#### Information shown:
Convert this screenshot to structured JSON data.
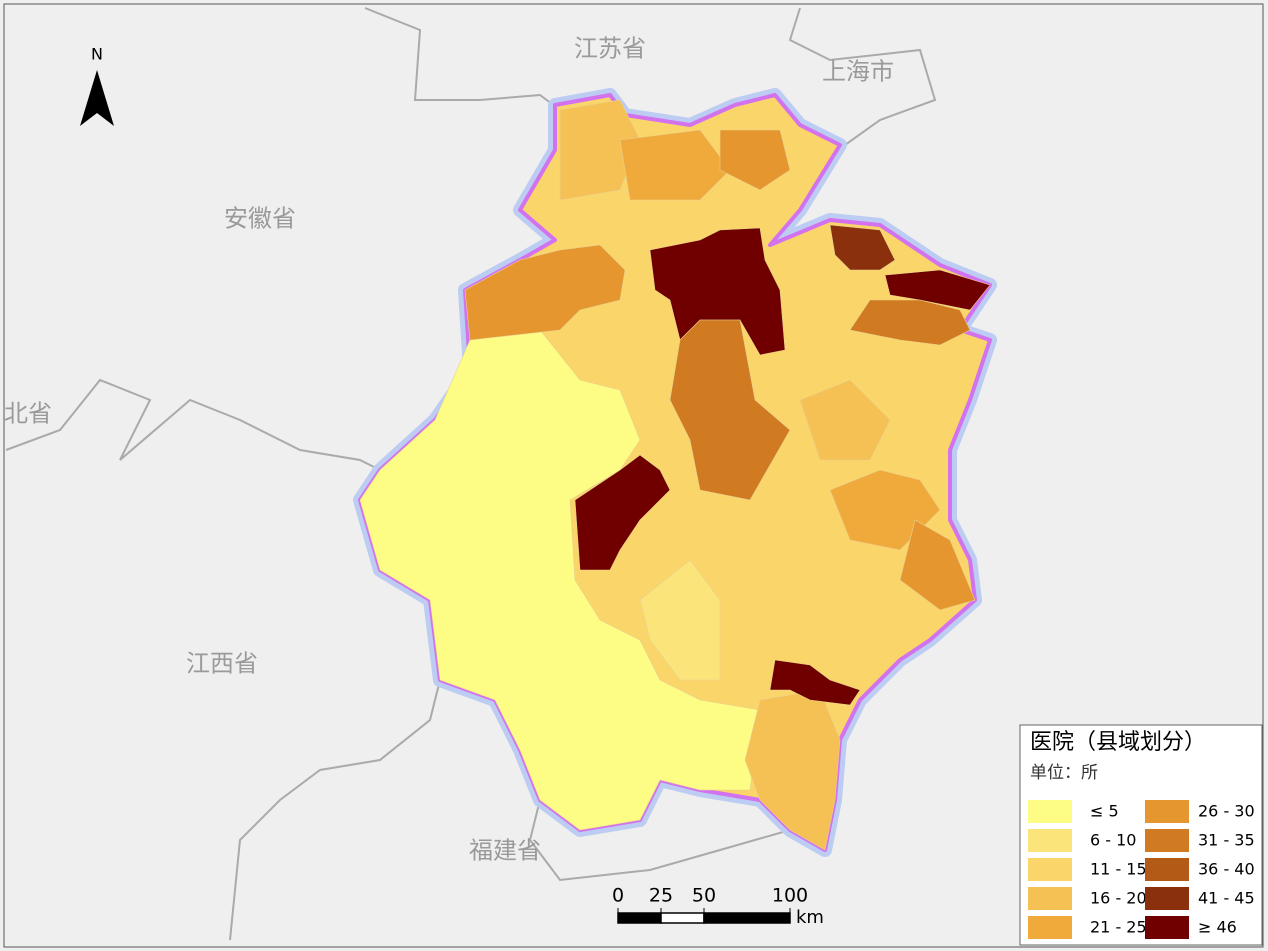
{
  "north_arrow": {
    "label": "N"
  },
  "place_labels": [
    "江苏省",
    "上海市",
    "安徽省",
    "北省",
    "江西省",
    "福建省"
  ],
  "legend": {
    "title": "医院（县域划分）",
    "unit": "单位：所",
    "classes": [
      {
        "label": "≤ 5",
        "color": "#fdfd86"
      },
      {
        "label": "6 - 10",
        "color": "#fbe57a"
      },
      {
        "label": "11 - 15",
        "color": "#fad56a"
      },
      {
        "label": "16 - 20",
        "color": "#f5c154"
      },
      {
        "label": "21 - 25",
        "color": "#f0aa3c"
      },
      {
        "label": "26 - 30",
        "color": "#e6962f"
      },
      {
        "label": "31 - 35",
        "color": "#d07a22"
      },
      {
        "label": "36 - 40",
        "color": "#b45a17"
      },
      {
        "label": "41 - 45",
        "color": "#8a300c"
      },
      {
        "label": "≥ 46",
        "color": "#700000"
      }
    ]
  },
  "scale_bar": {
    "ticks": [
      0,
      25,
      50,
      100
    ],
    "unit": "km"
  }
}
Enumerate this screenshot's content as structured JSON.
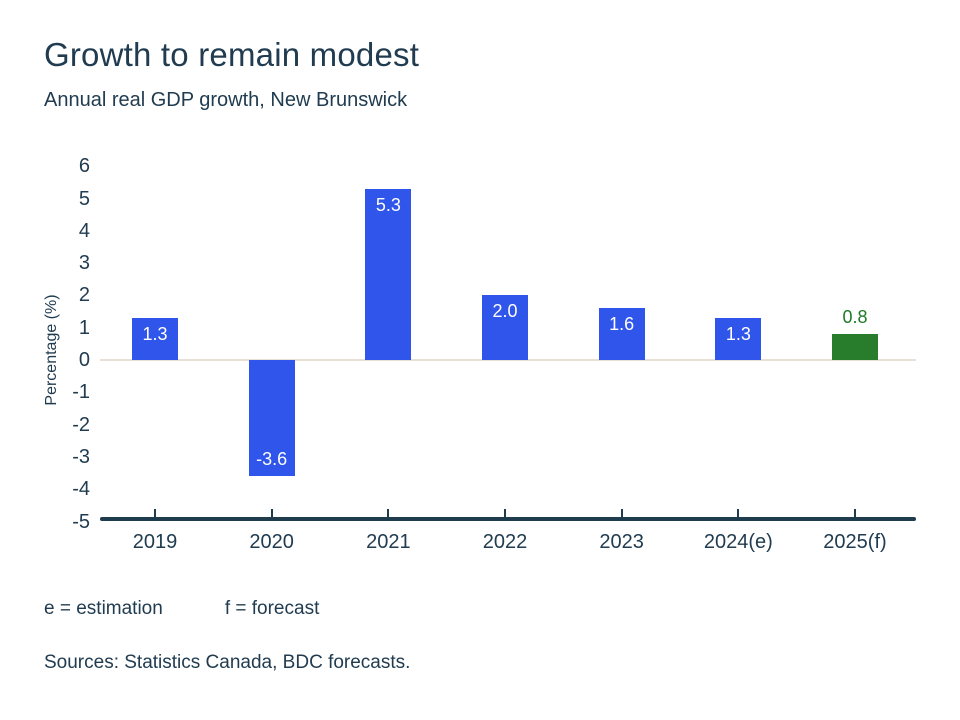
{
  "header": {
    "title": "Growth to remain modest",
    "subtitle": "Annual real GDP growth, New Brunswick"
  },
  "chart_data": {
    "type": "bar",
    "title": "Growth to remain modest",
    "subtitle": "Annual real GDP growth, New Brunswick",
    "categories": [
      "2019",
      "2020",
      "2021",
      "2022",
      "2023",
      "2024(e)",
      "2025(f)"
    ],
    "values": [
      1.3,
      -3.6,
      5.3,
      2.0,
      1.6,
      1.3,
      0.8
    ],
    "labels": [
      "1.3",
      "-3.6",
      "5.3",
      "2.0",
      "1.6",
      "1.3",
      "0.8"
    ],
    "xlabel": "",
    "ylabel": "Percentage (%)",
    "ylim": [
      -5,
      6
    ],
    "yticks": [
      6,
      5,
      4,
      3,
      2,
      1,
      0,
      -1,
      -2,
      -3,
      -4,
      -5
    ],
    "grid": "zero-line-only",
    "legend": "none",
    "bar_colors": [
      "#2F55EA",
      "#2F55EA",
      "#2F55EA",
      "#2F55EA",
      "#2F55EA",
      "#2F55EA",
      "#277D2B"
    ],
    "label_placement": [
      "inside-top",
      "inside-bottom",
      "inside-top",
      "inside-top",
      "inside-top",
      "inside-top",
      "above"
    ],
    "label_colors": [
      "#FFFFFF",
      "#FFFFFF",
      "#FFFFFF",
      "#FFFFFF",
      "#FFFFFF",
      "#FFFFFF",
      "#1E7A25"
    ]
  },
  "footnotes": {
    "estimation": "e = estimation",
    "forecast": "f = forecast",
    "sources": "Sources: Statistics Canada, BDC forecasts."
  },
  "colors": {
    "text": "#213C50",
    "axis": "#1F3B4E",
    "zero_line": "#EADFD4",
    "bar_blue": "#2F55EA",
    "bar_green": "#277D2B",
    "background": "#FFFFFF"
  }
}
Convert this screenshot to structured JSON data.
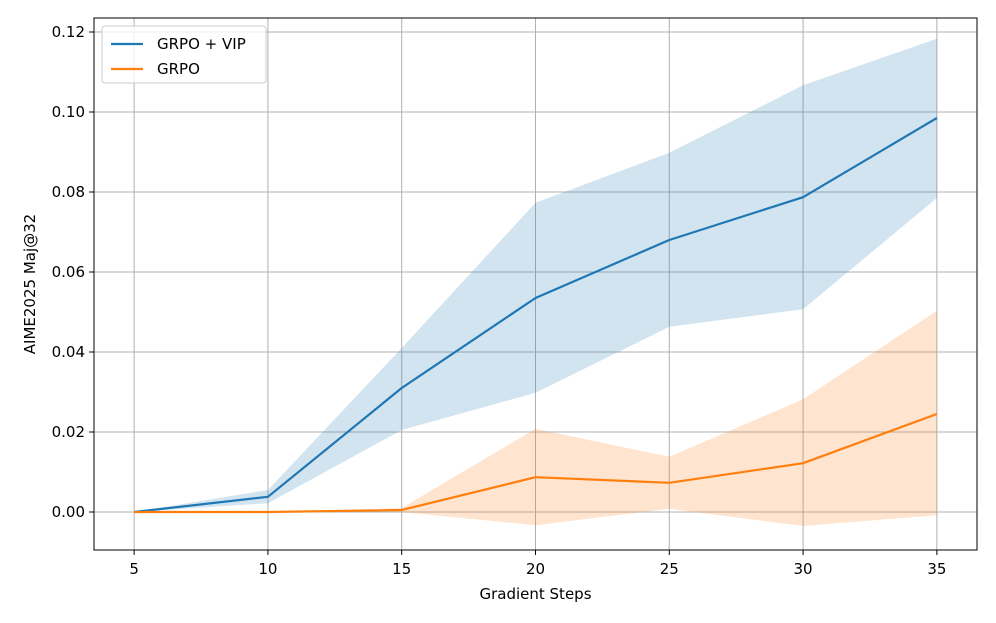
{
  "chart_data": {
    "type": "line",
    "title": "",
    "xlabel": "Gradient Steps",
    "ylabel": "AIME2025 Maj@32",
    "x": [
      5,
      10,
      15,
      20,
      25,
      30,
      35
    ],
    "xlim": [
      3.5,
      36.5
    ],
    "ylim": [
      -0.0095,
      0.1235
    ],
    "xticks": [
      5,
      10,
      15,
      20,
      25,
      30,
      35
    ],
    "xtick_labels": [
      "5",
      "10",
      "15",
      "20",
      "25",
      "30",
      "35"
    ],
    "yticks": [
      0.0,
      0.02,
      0.04,
      0.06,
      0.08,
      0.1,
      0.12
    ],
    "ytick_labels": [
      "0.00",
      "0.02",
      "0.04",
      "0.06",
      "0.08",
      "0.10",
      "0.12"
    ],
    "grid": true,
    "legend_position": "top-left",
    "series": [
      {
        "name": "GRPO + VIP",
        "color": "#1f77b4",
        "band_color": "#1f77b4",
        "values": [
          0.0,
          0.0038,
          0.031,
          0.0535,
          0.068,
          0.0787,
          0.0985
        ],
        "lower": [
          0.0,
          0.0022,
          0.0205,
          0.0298,
          0.0463,
          0.0507,
          0.0785
        ],
        "upper": [
          0.0,
          0.0055,
          0.041,
          0.0773,
          0.0898,
          0.1067,
          0.1183
        ]
      },
      {
        "name": "GRPO",
        "color": "#ff7f0e",
        "band_color": "#ff7f0e",
        "values": [
          0.0,
          0.0,
          0.0005,
          0.0087,
          0.0073,
          0.0122,
          0.0245
        ],
        "lower": [
          0.0,
          0.0,
          0.0,
          -0.0033,
          0.0008,
          -0.0035,
          -0.0008
        ],
        "upper": [
          0.0,
          0.0,
          0.001,
          0.0208,
          0.0138,
          0.0282,
          0.0503
        ]
      }
    ]
  }
}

#### Aim:
Say how many lines of the listing above contain "real", with no other words.

#### Exercise output:
2